Piazza Rosa was condemned to make way for the construction of the Galleria Colonna (c. 1910) and his mother's restaurant was forced to close. Di Lelio subsequently opened his own restaurant on the via della Scrofa (c. 1914). Following a visit to Ristorante Alfredo by the American actors Mary Pickford and Douglas Fairbanks – who, at the time of his visit in the early 1920s was known as "The King of Hollywood", Alfredo began to serve his signature dish using a golden fork and spoon bearing the inscription "To Alfredo the King of the noodles" (said to have been a gift from the famous Hollywood couple in gratitude for Alfredo's hospitality). Di Lelio's fame and success grew (he was knighted by the King of Italy, making him a Cavaliere dell'Ordine della Corona d'Italia) until war rationing made it increasingly difficult to obtain flour, eggs, and butter. He sold the restaurant to two of his waiters for the war, in 1943.

After the war, in 1950, Di Lelio opened a new restaurant in Piazza Augusto Imperatore with his son Armando. He vigorously promoted the restaurant by creating a celebrity wall of fettuccine themed photographs showing himself (in humorous poses, with his pasta and gold cutlery) serving dignitaries, politicians, famous musicians and film stars such as James Stewart, Bob Hope, Anthony Quinn, Bing Crosby, Gary Cooper, Jack Lemmon, Ava Gardner, Tyrone Power, Ronald Reagan, Sophia Loren, Cantinflas, and many others. The dish was so well known that Di Lelio was invited to demonstrate it both in Italy and abroad. The fame of the dish, by this time called maestosissime fettuccine all'Alfredo on Alfredo's menus, was heightened by the tableside "spectacle reminiscent of grand opera" during its preparation, "in a ritual of extraordinary theatricality".

> [Work to complete]
Using the text on Di Lelio's restaurants, answer the following:
(a) In what year did Di Lelio sell his restaurant to two of his waiters?
(b) With whom did Di Lelio open the new restaurant in Piazza Augusto Imperatore in 1950?
(c) What inscription did the golden fork and spoon bear?

> [Material provided]
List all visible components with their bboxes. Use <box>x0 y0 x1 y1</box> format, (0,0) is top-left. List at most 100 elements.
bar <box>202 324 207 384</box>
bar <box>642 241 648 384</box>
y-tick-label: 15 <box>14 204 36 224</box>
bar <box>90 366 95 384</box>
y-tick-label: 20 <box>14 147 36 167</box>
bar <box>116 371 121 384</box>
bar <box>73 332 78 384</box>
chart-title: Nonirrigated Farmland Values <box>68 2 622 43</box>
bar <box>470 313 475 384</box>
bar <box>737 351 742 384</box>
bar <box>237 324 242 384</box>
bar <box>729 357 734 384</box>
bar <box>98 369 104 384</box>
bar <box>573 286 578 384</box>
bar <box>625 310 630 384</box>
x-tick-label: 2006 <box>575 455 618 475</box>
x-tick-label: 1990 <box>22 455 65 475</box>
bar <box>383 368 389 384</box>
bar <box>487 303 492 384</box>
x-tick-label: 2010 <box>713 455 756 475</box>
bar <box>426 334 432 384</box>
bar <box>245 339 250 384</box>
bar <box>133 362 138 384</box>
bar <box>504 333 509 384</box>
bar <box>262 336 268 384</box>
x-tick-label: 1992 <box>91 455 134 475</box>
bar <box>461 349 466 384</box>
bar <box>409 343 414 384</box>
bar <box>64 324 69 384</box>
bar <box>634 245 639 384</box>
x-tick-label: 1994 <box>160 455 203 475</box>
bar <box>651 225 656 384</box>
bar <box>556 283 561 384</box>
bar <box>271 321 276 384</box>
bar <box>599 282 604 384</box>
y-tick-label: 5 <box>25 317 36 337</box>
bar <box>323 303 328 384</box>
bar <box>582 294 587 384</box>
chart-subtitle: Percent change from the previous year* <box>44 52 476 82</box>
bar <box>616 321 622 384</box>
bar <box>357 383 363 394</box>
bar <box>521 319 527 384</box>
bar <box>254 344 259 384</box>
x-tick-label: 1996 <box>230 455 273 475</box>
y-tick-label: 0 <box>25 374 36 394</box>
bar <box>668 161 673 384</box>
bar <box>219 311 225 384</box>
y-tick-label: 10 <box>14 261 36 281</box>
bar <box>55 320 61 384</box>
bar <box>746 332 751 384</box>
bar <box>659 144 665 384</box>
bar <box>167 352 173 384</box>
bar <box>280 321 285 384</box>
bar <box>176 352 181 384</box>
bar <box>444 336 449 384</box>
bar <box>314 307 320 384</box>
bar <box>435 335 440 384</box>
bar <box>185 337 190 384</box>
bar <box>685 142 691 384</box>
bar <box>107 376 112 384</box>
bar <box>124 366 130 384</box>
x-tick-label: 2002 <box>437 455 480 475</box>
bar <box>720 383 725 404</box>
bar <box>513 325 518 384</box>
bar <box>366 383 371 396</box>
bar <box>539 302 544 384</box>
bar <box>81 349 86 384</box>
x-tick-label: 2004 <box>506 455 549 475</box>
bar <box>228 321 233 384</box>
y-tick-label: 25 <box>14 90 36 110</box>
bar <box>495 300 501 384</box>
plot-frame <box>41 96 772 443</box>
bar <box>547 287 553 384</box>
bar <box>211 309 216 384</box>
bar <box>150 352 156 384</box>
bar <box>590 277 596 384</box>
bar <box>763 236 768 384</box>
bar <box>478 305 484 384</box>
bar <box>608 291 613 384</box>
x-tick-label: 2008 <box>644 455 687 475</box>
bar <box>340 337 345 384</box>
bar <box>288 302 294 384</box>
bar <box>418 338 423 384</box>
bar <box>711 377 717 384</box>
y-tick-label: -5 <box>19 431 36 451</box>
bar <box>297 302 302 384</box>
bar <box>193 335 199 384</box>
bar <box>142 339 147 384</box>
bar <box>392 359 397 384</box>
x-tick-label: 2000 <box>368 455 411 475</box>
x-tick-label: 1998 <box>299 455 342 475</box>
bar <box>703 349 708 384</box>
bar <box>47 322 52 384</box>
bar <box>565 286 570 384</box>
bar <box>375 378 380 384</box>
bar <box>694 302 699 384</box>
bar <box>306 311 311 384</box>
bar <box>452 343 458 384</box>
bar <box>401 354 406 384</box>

> [Answer space]
(a) 1943
(b) His son Armando
(c) "To Alfredo the King of the noodles"